───── SOURCE PASSAGE

DEI Next Steps: Experts weigh in

Almost four years after George Floyd’s murder sparked a long overdue racial reckoning in corporate America, the lack of progress is palpable. Amid a charged political climate, highprofile critics of corporate DEI programs are raising their voices, buoyed by the Supreme Court’s controversial decision to strike down affirmative action in college admissions.

As a result, CEOs are becoming more reluctant to take a stand on diversity issues, while widespread cost-cutting means many existing programs are on the chopping block. Here, DEI executives talk about where the shoe industry is now and how to move forward.

The Big Picture: “People who were doing the work before 2020 are continuing to do that work. Some of the companies who jumped on the bandwagon are backtracking. You see some regression. When you look at the retailers who created [initiatives to bring in Black designers], most of them didn’t create sustainable programs that would ensure their success. It’s going to take something else to happen to bring this issue back into the forefront.” — Brandice Daniel, CEO and founder, Harlem’s Fashion Row

Accountability Matters: “Many footwear companies set a lot of goals, but we’re not seeing a lot of progress or accountable reporting about where the money went or what impact it had. That’s influencing what we’re hearing in the rhetoric from Elon Musk and [billionaire hedge fund manager] Bill Ackman. Some of their sentiments are flawed, but detractors [across the industry] feel validated by some of these callouts.” — Jarvis Sam, CEO and founder, The Rainbow Disruption; former Nike DEI chief

Driving Systemic Change: “So many organizations went programmatic. They developed apprenticeships only for communities that had a certain identity. A systemic solution says, ‘Let’s look at our processes broadly, how we hire, how we communicate to the consumer. Ingrain it and imbed it.’ If people can’t finger point, it becomes much more difficult for them to call out experiences. Systemic approaches go a long way in achieving balance.” — Jarvis Sam

Navigating Politics: Keep it real in turbulent times

megaphone
megaphone

In 2024, the stage is set for more global turmoil, given a contentious presidential race in the U.S. and the ongoing wars between Ukraine and Russia, and Israel and Hamas.

──────────

- USING THE INFORMATION
1) Please copy the DEI article word for word from "As a result, CEOs" to "to move forward.".
2) According to the DEI article, which organization did Jarvis Sam previously lead DEI for?

───── RECORD EXTRACTS

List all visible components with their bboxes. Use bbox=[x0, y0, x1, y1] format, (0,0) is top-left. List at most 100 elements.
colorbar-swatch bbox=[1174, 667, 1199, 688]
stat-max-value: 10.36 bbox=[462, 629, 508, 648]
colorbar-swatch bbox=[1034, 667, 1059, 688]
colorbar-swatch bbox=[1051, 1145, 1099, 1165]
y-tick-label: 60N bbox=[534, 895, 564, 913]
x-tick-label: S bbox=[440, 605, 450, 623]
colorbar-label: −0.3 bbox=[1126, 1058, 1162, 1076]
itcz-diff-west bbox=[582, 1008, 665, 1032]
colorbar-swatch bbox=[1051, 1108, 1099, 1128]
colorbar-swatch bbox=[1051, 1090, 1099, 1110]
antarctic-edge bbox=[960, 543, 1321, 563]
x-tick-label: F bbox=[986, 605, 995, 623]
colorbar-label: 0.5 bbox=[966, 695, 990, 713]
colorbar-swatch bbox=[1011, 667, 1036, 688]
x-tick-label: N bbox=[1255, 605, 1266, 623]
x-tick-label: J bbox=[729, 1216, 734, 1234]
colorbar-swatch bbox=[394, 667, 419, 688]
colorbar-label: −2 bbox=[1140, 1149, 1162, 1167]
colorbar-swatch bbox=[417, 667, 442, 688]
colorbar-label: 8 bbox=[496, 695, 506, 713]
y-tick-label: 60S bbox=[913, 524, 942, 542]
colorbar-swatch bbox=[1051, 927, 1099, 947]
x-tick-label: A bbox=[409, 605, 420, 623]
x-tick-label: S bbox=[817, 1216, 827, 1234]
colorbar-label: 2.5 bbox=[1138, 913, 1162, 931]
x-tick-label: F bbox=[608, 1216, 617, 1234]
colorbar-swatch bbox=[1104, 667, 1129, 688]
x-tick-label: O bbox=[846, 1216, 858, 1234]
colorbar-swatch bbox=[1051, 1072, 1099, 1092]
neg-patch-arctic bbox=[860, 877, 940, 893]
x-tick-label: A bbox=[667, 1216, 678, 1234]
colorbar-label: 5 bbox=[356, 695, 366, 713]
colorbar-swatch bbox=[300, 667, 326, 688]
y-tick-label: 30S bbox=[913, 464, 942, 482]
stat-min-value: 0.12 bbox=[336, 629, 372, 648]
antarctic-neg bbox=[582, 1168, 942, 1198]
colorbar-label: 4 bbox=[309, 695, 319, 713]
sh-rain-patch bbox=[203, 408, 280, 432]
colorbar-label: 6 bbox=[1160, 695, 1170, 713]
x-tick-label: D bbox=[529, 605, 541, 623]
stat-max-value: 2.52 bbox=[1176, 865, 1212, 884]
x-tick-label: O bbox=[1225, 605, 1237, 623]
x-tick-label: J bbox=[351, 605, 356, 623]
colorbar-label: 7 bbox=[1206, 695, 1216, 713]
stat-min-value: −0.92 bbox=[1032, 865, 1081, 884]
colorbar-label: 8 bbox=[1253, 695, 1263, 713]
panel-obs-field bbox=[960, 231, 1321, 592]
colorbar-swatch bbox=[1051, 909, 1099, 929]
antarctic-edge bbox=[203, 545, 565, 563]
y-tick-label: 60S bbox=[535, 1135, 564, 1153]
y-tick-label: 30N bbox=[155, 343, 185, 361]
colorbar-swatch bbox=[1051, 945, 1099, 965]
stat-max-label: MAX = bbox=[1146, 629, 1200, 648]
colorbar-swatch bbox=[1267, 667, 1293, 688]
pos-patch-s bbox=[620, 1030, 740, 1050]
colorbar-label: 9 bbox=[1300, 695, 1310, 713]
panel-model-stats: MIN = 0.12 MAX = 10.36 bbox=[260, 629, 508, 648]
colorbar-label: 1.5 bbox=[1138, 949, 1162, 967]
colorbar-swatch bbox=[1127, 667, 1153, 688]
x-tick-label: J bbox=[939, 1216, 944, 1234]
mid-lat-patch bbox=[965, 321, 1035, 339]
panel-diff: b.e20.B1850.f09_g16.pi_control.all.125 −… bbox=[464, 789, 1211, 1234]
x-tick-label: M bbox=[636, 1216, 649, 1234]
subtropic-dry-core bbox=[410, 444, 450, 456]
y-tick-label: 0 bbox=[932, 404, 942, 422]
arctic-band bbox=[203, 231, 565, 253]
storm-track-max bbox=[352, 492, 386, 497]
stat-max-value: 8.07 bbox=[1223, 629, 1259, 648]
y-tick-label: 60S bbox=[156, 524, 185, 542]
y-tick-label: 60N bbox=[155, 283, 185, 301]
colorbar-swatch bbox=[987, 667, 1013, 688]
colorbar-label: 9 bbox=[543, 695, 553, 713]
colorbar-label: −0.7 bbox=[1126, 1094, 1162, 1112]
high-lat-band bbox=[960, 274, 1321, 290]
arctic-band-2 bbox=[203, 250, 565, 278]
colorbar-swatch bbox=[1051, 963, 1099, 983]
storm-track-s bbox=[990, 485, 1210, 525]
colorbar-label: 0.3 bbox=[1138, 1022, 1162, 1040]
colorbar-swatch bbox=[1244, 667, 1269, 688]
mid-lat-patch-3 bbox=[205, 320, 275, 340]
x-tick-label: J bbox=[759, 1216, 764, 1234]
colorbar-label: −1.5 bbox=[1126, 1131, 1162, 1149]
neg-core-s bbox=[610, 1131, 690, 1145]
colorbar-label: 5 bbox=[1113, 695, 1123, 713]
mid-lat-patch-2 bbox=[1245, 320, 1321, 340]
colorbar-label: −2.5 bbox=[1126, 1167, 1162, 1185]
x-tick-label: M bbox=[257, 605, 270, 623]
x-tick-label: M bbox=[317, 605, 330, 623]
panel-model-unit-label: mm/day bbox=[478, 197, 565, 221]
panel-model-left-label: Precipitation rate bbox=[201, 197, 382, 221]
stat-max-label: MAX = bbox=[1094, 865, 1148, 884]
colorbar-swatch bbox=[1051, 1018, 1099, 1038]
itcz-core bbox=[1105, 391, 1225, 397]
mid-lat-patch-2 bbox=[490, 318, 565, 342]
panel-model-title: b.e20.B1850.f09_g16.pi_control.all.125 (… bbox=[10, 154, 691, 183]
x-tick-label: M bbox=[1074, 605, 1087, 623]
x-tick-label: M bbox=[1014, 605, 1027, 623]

──────────

- TASK-BY-TASK ANSWERS
1)
As a result, CEOs are becoming more reluctant to take a stand on diversity issues, while widespread cost-cutting means many existing programs are on the chopping block. Here, DEI executives talk about where the shoe industry is now and how to move forward.

2) Nike